What to work on
The listing below holds pictures; exclude them. Return exactly the lines from the one with "Enumerate this screenshot's" through the one with "Reverse-engineer this chart into JSON.".

Supplied material
* * * * * * *

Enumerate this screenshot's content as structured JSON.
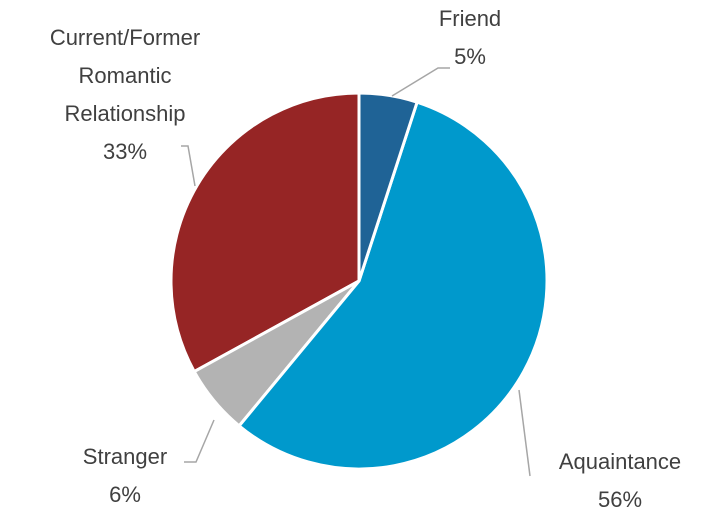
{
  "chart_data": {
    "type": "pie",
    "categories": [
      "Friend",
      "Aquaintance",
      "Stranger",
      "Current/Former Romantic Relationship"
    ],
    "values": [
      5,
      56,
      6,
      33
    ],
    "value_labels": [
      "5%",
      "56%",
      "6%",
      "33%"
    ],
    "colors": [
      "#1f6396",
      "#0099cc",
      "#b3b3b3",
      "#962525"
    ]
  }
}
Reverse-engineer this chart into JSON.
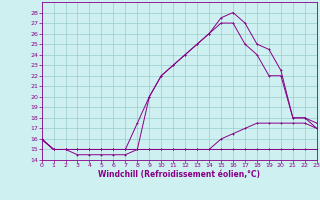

* * * * * * *

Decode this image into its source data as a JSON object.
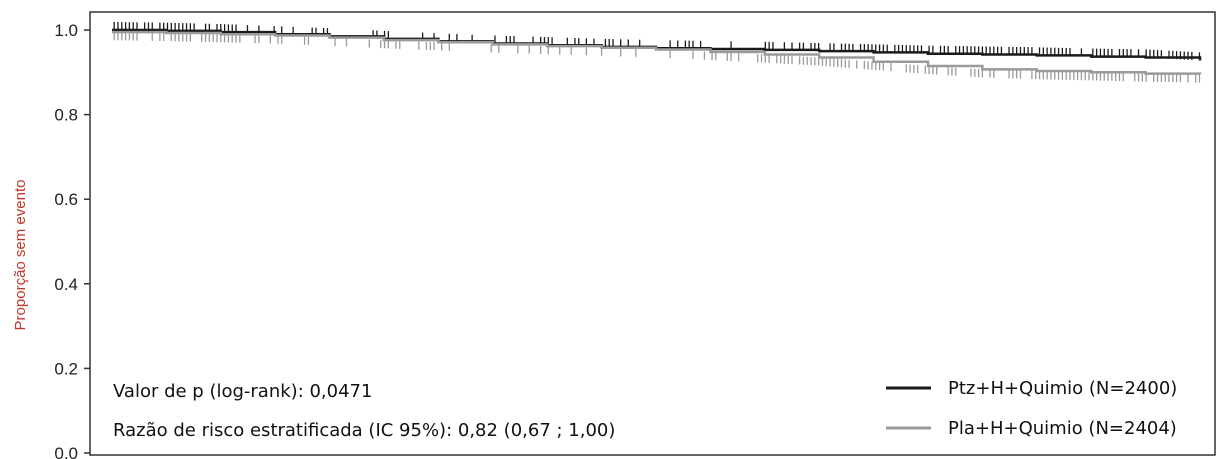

* * * * * * *

Completed exercise
Enumerate this screenshot's content as structured JSON.
{
  "chart_data": {
    "type": "pie",
    "categories": [
      "Friend",
      "Aquaintance",
      "Stranger",
      "Current/Former Romantic Relationship"
    ],
    "values": [
      5,
      56,
      6,
      33
    ],
    "value_labels": [
      "5%",
      "56%",
      "6%",
      "33%"
    ],
    "colors": [
      "#1f6396",
      "#0099cc",
      "#b3b3b3",
      "#962525"
    ]
  }
}
Reverse-engineer this chart into JSON.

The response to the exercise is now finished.